Without the pictures, return all of the material exactly as written.

(A run of records)
########################################

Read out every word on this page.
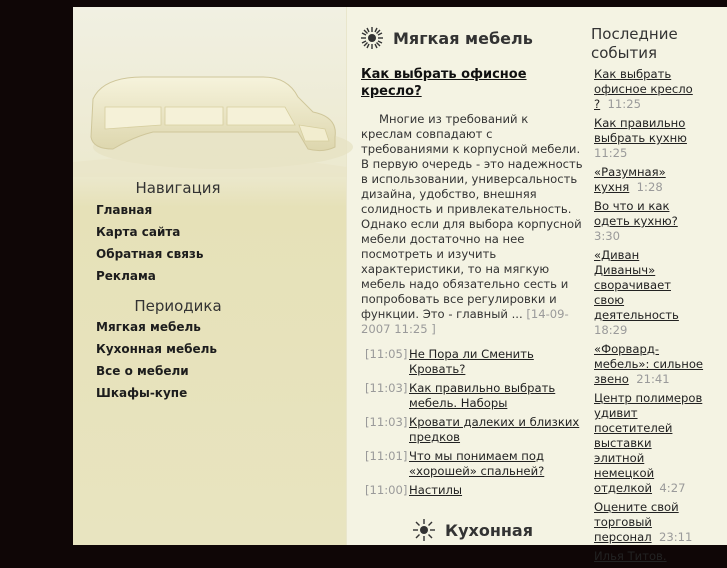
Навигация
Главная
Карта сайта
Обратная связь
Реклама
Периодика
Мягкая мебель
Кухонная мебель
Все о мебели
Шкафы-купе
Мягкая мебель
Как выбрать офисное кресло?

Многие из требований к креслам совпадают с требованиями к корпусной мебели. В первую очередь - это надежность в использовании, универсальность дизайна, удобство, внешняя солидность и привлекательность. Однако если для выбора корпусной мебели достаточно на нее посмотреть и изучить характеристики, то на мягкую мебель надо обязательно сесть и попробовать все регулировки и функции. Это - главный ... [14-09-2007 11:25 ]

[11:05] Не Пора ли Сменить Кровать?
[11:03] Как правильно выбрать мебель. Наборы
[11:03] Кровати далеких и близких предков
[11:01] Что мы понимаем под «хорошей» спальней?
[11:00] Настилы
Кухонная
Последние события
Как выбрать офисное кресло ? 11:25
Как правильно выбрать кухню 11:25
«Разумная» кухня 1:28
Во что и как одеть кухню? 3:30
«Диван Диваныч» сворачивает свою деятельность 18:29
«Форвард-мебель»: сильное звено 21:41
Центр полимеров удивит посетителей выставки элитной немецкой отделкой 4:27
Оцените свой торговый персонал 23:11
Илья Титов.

########################################

> _Problem solution_:
Read out every word on this page.
Навигация
Главная
Карта сайта
Обратная связь
Реклама
Периодика
Мягкая мебель
Кухонная мебель
Все о мебели
Шкафы-купе
Мягкая мебель
Как выбрать офисное кресло?

Многие из требований к креслам совпадают с требованиями к корпусной мебели. В первую очередь - это надежность в использовании, универсальность дизайна, удобство, внешняя солидность и привлекательность. Однако если для выбора корпусной мебели достаточно на нее посмотреть и изучить характеристики, то на мягкую мебель надо обязательно сесть и попробовать все регулировки и функции. Это - главный ... [14-09-2007 11:25 ]

[11:05] Не Пора ли Сменить Кровать?
[11:03] Как правильно выбрать мебель. Наборы
[11:03] Кровати далеких и близких предков
[11:01] Что мы понимаем под «хорошей» спальней?
[11:00] Настилы
Кухонная
Последние события
Как выбрать офисное кресло ? 11:25
Как правильно выбрать кухню 11:25
«Разумная» кухня 1:28
Во что и как одеть кухню? 3:30
«Диван Диваныч» сворачивает свою деятельность 18:29
«Форвард-мебель»: сильное звено 21:41
Центр полимеров удивит посетителей выставки элитной немецкой отделкой 4:27
Оцените свой торговый персонал 23:11
Илья Титов.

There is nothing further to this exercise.